--- start Given records ---

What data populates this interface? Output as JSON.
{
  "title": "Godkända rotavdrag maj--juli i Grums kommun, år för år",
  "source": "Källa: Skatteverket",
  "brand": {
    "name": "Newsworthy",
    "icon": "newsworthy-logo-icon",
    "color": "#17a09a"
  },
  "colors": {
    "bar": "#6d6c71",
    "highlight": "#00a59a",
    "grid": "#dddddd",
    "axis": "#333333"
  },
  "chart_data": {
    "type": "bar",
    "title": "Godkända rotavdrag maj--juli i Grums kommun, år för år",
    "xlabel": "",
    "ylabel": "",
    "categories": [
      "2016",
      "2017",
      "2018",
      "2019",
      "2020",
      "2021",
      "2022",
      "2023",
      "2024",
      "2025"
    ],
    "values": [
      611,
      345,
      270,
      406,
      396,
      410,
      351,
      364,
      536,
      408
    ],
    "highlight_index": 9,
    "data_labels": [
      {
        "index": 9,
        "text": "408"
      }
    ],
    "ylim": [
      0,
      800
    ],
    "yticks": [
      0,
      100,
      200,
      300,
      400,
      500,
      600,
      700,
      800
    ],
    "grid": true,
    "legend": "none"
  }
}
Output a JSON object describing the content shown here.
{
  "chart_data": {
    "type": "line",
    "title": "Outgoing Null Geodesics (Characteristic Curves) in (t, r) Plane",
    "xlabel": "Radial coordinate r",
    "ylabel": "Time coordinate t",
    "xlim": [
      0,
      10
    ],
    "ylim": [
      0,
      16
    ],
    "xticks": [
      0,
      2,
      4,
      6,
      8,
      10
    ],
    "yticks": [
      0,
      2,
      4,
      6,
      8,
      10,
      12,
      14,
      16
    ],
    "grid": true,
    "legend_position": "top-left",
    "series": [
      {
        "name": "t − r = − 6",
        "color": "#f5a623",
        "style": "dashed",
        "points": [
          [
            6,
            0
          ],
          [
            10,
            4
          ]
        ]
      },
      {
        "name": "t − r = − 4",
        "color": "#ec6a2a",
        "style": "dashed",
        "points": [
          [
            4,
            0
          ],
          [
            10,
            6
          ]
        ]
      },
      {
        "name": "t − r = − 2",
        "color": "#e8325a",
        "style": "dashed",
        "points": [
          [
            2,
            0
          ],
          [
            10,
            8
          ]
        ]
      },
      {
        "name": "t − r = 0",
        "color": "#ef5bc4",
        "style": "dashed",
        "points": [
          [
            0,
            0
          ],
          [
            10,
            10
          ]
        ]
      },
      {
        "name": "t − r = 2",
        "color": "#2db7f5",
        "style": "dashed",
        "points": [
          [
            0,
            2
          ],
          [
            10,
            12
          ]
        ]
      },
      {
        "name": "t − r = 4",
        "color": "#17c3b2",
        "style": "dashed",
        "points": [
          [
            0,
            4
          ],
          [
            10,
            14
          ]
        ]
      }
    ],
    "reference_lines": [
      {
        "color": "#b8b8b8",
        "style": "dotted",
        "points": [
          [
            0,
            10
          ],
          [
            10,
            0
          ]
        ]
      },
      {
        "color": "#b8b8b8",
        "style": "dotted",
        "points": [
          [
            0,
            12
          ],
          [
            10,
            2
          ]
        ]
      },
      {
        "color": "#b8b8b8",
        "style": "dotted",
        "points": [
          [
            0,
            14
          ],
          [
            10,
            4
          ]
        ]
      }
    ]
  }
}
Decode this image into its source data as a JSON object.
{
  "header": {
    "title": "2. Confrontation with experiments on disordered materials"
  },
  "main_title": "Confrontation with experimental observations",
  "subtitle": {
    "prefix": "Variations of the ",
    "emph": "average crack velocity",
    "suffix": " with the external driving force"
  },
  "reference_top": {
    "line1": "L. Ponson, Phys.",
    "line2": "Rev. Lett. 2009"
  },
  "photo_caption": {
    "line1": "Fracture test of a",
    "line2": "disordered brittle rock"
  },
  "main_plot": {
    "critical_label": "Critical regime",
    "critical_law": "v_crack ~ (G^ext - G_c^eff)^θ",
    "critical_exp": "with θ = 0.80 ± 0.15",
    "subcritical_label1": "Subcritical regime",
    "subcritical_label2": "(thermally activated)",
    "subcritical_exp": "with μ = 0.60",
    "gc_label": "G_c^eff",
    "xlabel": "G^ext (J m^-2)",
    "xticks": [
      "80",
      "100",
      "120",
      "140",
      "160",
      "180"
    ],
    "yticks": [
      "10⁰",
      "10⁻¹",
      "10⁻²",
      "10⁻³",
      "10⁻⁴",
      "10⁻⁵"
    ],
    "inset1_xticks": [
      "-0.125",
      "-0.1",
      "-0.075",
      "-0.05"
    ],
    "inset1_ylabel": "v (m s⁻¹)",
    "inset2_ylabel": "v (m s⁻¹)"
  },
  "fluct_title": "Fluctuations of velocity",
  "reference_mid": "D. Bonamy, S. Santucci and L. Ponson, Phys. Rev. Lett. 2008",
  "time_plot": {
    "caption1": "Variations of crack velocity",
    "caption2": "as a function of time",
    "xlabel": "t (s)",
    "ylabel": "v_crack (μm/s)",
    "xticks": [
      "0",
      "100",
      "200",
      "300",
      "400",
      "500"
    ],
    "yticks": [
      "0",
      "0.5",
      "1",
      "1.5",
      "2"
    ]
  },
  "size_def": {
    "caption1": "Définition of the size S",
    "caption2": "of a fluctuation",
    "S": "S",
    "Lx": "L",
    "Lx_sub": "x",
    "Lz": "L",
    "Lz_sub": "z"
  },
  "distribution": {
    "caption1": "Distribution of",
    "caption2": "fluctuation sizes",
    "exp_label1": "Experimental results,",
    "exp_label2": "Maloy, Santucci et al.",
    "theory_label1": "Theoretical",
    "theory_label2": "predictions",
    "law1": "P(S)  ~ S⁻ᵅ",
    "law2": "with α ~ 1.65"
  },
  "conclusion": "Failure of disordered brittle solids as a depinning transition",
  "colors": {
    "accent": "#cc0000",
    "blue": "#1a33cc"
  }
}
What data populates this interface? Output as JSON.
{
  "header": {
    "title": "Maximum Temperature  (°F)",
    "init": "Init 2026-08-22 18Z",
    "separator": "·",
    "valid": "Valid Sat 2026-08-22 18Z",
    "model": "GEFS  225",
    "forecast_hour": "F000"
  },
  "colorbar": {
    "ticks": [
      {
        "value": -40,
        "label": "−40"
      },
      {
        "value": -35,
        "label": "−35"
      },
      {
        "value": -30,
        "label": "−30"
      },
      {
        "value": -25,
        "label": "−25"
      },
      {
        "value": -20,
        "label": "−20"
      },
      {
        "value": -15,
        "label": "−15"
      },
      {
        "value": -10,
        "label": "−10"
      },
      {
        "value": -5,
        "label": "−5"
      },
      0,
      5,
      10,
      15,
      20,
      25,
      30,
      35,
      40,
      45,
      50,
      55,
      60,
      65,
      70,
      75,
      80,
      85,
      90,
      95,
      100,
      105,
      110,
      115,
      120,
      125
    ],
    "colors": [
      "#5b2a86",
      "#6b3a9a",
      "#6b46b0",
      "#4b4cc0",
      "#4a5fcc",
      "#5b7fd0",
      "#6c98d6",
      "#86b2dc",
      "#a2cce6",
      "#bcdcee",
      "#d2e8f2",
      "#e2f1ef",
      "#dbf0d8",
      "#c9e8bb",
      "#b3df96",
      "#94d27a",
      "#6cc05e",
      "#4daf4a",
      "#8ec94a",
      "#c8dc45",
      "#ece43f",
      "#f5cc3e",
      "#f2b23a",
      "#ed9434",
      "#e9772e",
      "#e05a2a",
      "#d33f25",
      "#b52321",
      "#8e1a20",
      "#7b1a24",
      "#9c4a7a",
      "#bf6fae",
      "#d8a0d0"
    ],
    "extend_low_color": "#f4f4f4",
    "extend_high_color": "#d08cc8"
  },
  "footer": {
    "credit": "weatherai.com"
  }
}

--- end Given records ---

▶ Exercise:
Return every line containing "JSON".

▶ Answer to the problem:
What data populates this interface? Output as JSON.
Output a JSON object describing the content shown here.
Decode this image into its source data as a JSON object.
What data populates this interface? Output as JSON.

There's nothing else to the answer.